Extracted records →
-*-*-
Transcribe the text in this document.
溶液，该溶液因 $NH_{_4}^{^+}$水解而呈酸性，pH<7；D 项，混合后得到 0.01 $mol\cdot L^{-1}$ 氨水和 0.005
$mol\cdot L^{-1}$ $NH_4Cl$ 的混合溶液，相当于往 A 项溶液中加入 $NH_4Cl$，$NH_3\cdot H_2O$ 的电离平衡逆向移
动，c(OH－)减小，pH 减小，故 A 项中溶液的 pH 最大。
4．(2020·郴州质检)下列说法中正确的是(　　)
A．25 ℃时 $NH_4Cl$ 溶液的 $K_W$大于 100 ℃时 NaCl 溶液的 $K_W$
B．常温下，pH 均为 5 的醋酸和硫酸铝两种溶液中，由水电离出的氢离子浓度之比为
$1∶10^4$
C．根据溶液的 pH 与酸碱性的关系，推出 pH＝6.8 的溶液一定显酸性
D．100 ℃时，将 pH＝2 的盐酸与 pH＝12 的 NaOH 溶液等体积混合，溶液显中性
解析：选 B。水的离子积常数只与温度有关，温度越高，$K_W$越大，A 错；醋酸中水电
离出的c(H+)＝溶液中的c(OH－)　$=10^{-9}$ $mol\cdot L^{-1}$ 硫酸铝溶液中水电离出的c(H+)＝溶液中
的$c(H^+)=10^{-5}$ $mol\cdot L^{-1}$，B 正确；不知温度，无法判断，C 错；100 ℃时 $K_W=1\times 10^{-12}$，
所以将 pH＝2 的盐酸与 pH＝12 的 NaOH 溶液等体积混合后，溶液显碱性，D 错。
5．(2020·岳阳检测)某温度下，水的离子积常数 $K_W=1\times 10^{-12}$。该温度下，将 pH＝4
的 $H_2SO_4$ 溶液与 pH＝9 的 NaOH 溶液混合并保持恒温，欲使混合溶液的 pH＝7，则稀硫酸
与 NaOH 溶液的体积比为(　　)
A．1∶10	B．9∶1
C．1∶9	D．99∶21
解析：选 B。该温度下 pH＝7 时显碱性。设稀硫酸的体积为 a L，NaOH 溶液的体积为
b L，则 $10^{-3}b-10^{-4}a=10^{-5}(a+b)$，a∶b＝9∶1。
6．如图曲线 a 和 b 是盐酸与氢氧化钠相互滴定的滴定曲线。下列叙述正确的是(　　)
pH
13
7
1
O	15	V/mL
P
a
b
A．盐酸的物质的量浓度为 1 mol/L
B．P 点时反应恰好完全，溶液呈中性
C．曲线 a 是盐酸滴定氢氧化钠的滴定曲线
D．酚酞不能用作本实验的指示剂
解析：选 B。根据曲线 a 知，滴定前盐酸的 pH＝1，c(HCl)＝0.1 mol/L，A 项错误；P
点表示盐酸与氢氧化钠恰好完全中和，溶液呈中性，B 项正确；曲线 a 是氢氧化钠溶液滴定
-*-*-
Request → Extract each entry in full, exactly as given.

Output for this task →
Transcribe the text in this document.
溶液，该溶液因 $NH_{_4}^{^+}$水解而呈酸性，pH<7；D 项，混合后得到 0.01 $mol\cdot L^{-1}$ 氨水和 0.005
$mol\cdot L^{-1}$ $NH_4Cl$ 的混合溶液，相当于往 A 项溶液中加入 $NH_4Cl$，$NH_3\cdot H_2O$ 的电离平衡逆向移
动，c(OH－)减小，pH 减小，故 A 项中溶液的 pH 最大。
4．(2020·郴州质检)下列说法中正确的是(　　)
A．25 ℃时 $NH_4Cl$ 溶液的 $K_W$大于 100 ℃时 NaCl 溶液的 $K_W$
B．常温下，pH 均为 5 的醋酸和硫酸铝两种溶液中，由水电离出的氢离子浓度之比为
$1∶10^4$
C．根据溶液的 pH 与酸碱性的关系，推出 pH＝6.8 的溶液一定显酸性
D．100 ℃时，将 pH＝2 的盐酸与 pH＝12 的 NaOH 溶液等体积混合，溶液显中性
解析：选 B。水的离子积常数只与温度有关，温度越高，$K_W$越大，A 错；醋酸中水电
离出的c(H+)＝溶液中的c(OH－)　$=10^{-9}$ $mol\cdot L^{-1}$ 硫酸铝溶液中水电离出的c(H+)＝溶液中
的$c(H^+)=10^{-5}$ $mol\cdot L^{-1}$，B 正确；不知温度，无法判断，C 错；100 ℃时 $K_W=1\times 10^{-12}$，
所以将 pH＝2 的盐酸与 pH＝12 的 NaOH 溶液等体积混合后，溶液显碱性，D 错。
5．(2020·岳阳检测)某温度下，水的离子积常数 $K_W=1\times 10^{-12}$。该温度下，将 pH＝4
的 $H_2SO_4$ 溶液与 pH＝9 的 NaOH 溶液混合并保持恒温，欲使混合溶液的 pH＝7，则稀硫酸
与 NaOH 溶液的体积比为(　　)
A．1∶10	B．9∶1
C．1∶9	D．99∶21
解析：选 B。该温度下 pH＝7 时显碱性。设稀硫酸的体积为 a L，NaOH 溶液的体积为
b L，则 $10^{-3}b-10^{-4}a=10^{-5}(a+b)$，a∶b＝9∶1。
6．如图曲线 a 和 b 是盐酸与氢氧化钠相互滴定的滴定曲线。下列叙述正确的是(　　)
pH
13
7
1
O	15	V/mL
P
a
b
A．盐酸的物质的量浓度为 1 mol/L
B．P 点时反应恰好完全，溶液呈中性
C．曲线 a 是盐酸滴定氢氧化钠的滴定曲线
D．酚酞不能用作本实验的指示剂
解析：选 B。根据曲线 a 知，滴定前盐酸的 pH＝1，c(HCl)＝0.1 mol/L，A 项错误；P
点表示盐酸与氢氧化钠恰好完全中和，溶液呈中性，B 项正确；曲线 a 是氢氧化钠溶液滴定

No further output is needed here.